**What needs to be done**.
Wherever the word "card" turns up in a line of the entries, copy that line.

Stored records:
---

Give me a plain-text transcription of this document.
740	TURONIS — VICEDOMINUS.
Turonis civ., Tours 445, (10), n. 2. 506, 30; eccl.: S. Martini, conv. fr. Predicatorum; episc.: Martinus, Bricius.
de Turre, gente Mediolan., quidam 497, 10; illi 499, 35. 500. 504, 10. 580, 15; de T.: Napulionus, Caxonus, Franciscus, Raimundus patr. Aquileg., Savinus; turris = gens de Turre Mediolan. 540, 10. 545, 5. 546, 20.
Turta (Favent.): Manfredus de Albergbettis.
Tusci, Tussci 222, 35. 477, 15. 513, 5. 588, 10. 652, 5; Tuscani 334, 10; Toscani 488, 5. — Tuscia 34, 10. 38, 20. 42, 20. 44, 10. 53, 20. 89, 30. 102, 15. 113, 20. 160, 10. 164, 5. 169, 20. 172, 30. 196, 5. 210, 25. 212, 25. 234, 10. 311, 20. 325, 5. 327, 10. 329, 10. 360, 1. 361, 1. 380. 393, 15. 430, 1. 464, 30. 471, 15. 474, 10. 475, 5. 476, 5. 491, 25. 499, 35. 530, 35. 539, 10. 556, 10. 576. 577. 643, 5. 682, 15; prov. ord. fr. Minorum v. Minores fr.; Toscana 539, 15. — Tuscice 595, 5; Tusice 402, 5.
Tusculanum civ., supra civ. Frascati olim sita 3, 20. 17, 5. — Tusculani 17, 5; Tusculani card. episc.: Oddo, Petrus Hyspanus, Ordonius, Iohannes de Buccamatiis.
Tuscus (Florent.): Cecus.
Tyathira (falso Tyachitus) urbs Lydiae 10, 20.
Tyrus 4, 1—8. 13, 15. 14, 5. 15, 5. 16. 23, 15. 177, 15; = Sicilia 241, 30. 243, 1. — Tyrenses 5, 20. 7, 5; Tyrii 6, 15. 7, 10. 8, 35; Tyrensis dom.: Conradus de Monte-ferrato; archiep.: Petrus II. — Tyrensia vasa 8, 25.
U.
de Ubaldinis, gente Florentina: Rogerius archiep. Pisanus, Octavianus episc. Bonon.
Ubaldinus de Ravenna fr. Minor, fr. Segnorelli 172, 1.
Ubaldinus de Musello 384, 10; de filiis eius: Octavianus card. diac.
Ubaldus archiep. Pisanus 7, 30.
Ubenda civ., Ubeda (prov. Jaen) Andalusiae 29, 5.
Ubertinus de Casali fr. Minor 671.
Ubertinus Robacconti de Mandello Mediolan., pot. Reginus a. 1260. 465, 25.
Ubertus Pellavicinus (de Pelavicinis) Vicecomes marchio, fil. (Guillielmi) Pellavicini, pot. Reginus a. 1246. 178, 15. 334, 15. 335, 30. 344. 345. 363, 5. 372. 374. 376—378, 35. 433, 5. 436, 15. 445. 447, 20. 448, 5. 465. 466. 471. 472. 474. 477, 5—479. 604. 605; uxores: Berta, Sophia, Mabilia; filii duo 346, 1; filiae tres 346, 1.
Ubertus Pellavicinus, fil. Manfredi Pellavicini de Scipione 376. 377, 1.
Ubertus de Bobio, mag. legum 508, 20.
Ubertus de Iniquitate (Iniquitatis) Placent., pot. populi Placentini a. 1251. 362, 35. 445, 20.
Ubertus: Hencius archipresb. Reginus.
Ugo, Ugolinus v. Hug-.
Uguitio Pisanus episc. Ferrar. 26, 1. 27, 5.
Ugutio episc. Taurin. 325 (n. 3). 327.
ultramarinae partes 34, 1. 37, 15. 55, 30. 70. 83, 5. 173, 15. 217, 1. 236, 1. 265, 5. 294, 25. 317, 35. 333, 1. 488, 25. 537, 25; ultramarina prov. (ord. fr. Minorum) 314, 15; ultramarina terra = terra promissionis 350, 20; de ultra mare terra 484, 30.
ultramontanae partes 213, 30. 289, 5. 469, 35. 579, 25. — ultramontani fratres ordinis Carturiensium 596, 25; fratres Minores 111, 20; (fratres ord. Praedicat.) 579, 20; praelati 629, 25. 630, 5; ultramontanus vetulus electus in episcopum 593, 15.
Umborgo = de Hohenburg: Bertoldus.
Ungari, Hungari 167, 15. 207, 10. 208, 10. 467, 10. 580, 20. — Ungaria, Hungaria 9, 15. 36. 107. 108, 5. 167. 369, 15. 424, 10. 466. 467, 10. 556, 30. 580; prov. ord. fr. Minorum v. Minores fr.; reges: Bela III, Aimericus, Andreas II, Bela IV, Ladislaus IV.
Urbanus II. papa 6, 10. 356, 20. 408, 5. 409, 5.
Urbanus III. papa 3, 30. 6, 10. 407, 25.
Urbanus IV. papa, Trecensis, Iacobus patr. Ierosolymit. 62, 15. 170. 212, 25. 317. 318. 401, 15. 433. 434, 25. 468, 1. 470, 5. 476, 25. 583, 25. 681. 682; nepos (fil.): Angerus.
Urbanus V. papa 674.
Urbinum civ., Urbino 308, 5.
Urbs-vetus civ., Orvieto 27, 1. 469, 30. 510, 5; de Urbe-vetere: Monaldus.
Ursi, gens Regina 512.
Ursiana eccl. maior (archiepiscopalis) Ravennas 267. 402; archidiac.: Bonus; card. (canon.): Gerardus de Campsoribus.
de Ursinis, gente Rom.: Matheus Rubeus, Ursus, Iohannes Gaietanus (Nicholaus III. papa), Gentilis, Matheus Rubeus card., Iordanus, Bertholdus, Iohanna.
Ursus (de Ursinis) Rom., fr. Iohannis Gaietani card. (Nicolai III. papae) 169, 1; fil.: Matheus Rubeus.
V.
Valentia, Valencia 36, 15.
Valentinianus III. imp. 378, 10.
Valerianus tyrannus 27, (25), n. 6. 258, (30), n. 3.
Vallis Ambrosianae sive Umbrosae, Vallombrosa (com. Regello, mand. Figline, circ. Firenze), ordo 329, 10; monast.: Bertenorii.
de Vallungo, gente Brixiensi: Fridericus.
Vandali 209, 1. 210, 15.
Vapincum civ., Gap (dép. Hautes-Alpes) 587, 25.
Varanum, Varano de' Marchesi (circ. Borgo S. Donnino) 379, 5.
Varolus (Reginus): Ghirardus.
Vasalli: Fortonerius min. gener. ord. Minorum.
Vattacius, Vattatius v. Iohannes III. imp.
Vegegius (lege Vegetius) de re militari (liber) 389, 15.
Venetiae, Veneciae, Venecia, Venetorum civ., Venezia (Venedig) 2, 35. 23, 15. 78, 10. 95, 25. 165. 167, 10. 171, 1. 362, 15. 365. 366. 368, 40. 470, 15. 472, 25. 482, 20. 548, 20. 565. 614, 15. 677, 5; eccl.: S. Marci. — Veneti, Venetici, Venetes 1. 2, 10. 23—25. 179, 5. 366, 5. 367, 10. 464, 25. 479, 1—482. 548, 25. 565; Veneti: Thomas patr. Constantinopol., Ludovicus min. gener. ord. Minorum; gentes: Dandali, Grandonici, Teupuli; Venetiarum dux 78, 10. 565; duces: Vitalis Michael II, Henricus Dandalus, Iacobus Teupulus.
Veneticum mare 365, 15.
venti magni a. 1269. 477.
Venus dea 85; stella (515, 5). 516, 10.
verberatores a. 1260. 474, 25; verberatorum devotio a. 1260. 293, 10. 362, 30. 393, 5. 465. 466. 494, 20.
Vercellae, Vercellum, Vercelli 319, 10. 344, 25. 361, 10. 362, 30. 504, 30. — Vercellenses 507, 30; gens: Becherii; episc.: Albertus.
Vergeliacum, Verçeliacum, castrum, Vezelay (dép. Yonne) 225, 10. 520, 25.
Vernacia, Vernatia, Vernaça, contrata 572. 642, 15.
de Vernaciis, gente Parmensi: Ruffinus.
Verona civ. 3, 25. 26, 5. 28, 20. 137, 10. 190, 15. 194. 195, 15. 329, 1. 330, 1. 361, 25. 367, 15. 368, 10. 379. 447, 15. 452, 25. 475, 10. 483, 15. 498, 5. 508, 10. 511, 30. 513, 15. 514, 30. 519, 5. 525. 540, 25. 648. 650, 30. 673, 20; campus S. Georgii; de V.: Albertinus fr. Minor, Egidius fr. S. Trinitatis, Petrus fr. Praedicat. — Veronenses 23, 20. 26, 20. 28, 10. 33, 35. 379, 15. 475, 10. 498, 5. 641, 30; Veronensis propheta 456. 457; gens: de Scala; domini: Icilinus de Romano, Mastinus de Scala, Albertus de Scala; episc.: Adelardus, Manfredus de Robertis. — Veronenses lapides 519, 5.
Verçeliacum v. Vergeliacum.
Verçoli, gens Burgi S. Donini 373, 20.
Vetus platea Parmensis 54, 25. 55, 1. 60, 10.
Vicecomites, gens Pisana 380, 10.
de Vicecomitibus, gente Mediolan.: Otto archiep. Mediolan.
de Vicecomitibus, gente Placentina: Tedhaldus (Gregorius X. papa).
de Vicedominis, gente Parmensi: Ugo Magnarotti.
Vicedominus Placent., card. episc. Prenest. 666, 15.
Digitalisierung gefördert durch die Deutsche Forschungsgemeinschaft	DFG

---

**Problem solution**.
Tusculanum civ., supra civ. Frascati olim sita 3, 20. 17, 5. — Tusculani 17, 5; Tusculani card. episc.: Oddo, Petrus Hyspanus, Ordonius, Iohannes de Buccamatiis.
Ubaldinus de Musello 384, 10; de filiis eius: Octavianus card. diac.
Ursiana eccl. maior (archiepiscopalis) Ravennas 267. 402; archidiac.: Bonus; card. (canon.): Gerardus de Campsoribus.
de Ursinis, gente Rom.: Matheus Rubeus, Ursus, Iohannes Gaietanus (Nicholaus III. papa), Gentilis, Matheus Rubeus card., Iordanus, Bertholdus, Iohanna.
Ursus (de Ursinis) Rom., fr. Iohannis Gaietani card. (Nicolai III. papae) 169, 1; fil.: Matheus Rubeus.
Vicedominus Placent., card. episc. Prenest. 666, 15.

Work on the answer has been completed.